What is asked >> Using the material that follows, identify and copy each line with the string "Accuracy".

Extracts from a graphics dataset
## BEGIN
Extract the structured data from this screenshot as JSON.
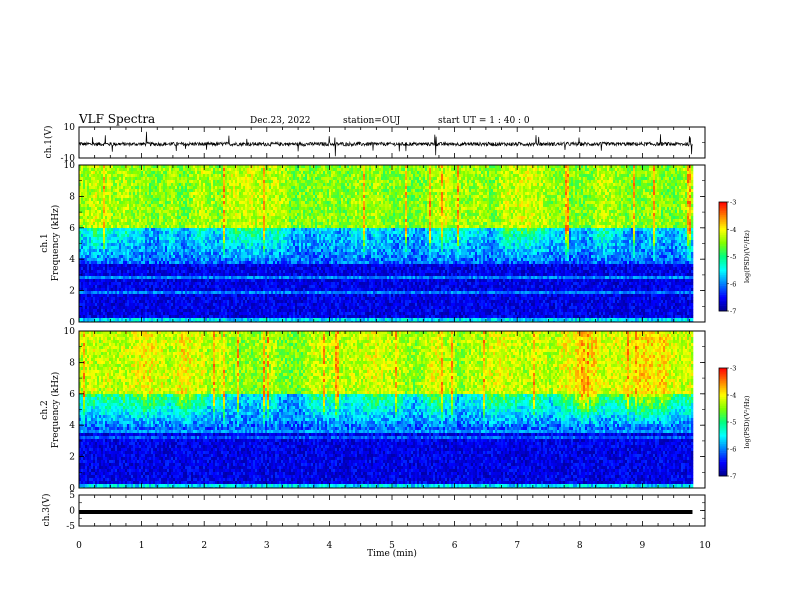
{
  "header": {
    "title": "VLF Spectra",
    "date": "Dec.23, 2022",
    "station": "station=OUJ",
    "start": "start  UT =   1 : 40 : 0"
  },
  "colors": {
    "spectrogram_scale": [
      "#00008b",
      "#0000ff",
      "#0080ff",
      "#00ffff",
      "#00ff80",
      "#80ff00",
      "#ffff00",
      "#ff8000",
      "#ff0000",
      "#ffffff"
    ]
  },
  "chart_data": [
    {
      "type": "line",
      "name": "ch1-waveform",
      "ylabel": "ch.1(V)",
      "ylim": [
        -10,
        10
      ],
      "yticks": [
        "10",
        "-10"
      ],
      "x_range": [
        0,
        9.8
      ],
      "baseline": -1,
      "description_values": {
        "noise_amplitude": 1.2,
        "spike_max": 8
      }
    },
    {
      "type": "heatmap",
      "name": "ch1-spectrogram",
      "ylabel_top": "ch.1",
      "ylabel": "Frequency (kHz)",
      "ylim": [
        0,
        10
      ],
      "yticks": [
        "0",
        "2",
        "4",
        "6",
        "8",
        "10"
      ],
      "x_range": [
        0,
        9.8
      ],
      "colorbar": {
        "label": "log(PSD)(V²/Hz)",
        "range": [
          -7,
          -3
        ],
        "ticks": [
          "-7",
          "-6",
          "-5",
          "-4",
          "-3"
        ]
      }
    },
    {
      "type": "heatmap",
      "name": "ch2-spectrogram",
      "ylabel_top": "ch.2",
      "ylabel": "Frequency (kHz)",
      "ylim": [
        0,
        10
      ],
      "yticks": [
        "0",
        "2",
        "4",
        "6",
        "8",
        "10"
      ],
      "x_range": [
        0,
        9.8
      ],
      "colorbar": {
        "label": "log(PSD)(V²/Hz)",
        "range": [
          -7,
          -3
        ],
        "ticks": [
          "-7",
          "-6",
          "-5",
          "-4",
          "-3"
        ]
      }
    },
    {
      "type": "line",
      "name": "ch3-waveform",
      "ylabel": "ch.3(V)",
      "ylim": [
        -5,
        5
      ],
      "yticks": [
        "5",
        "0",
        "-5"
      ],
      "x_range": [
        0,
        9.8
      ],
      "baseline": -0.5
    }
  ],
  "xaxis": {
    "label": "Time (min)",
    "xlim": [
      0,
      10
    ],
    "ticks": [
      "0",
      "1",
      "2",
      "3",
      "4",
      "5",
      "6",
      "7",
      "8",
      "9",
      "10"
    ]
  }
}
## END
## BEGIN
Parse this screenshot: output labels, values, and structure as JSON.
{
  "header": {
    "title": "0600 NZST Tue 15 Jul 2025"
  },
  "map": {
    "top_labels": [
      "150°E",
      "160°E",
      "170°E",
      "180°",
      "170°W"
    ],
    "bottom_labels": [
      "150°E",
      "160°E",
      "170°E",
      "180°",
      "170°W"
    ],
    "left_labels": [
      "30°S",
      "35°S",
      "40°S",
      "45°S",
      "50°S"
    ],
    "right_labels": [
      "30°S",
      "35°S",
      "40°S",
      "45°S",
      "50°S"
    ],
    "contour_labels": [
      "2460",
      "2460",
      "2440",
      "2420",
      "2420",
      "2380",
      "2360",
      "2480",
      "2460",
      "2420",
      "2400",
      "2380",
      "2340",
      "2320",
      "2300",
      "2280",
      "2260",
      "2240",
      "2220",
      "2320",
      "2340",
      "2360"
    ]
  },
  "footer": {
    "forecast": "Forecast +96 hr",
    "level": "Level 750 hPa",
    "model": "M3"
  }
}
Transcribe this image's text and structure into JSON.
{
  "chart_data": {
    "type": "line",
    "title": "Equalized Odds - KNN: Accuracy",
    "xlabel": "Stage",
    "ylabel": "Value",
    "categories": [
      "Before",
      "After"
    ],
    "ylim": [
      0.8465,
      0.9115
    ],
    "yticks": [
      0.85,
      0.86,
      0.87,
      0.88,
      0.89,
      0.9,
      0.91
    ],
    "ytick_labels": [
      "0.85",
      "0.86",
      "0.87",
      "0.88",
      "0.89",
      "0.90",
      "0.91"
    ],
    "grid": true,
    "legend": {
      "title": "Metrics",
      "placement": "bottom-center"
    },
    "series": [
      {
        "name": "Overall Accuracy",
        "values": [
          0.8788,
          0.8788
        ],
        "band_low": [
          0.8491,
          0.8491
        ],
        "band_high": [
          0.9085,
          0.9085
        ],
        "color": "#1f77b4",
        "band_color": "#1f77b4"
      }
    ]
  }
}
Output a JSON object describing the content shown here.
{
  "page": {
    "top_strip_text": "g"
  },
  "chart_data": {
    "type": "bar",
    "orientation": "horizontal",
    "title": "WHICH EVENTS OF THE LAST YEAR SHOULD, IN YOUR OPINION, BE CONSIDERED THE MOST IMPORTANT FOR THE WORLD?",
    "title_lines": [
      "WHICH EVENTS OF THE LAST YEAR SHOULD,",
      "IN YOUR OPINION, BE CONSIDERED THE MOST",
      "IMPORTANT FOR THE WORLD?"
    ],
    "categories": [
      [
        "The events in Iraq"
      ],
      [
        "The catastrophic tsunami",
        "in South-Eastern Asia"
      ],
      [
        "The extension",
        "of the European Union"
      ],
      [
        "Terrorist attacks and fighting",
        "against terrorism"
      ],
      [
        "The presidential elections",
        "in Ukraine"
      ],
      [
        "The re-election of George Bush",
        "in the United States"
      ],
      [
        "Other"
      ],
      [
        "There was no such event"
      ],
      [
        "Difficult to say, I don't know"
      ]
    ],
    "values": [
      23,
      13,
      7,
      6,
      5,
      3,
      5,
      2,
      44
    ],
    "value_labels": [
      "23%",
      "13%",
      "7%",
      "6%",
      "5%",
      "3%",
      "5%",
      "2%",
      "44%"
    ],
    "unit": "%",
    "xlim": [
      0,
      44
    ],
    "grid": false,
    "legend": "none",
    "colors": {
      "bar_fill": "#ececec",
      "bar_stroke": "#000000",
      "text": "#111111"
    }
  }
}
## END
In response >>
    "title": "Equalized Odds - KNN: Accuracy",
        "name": "Overall Accuracy",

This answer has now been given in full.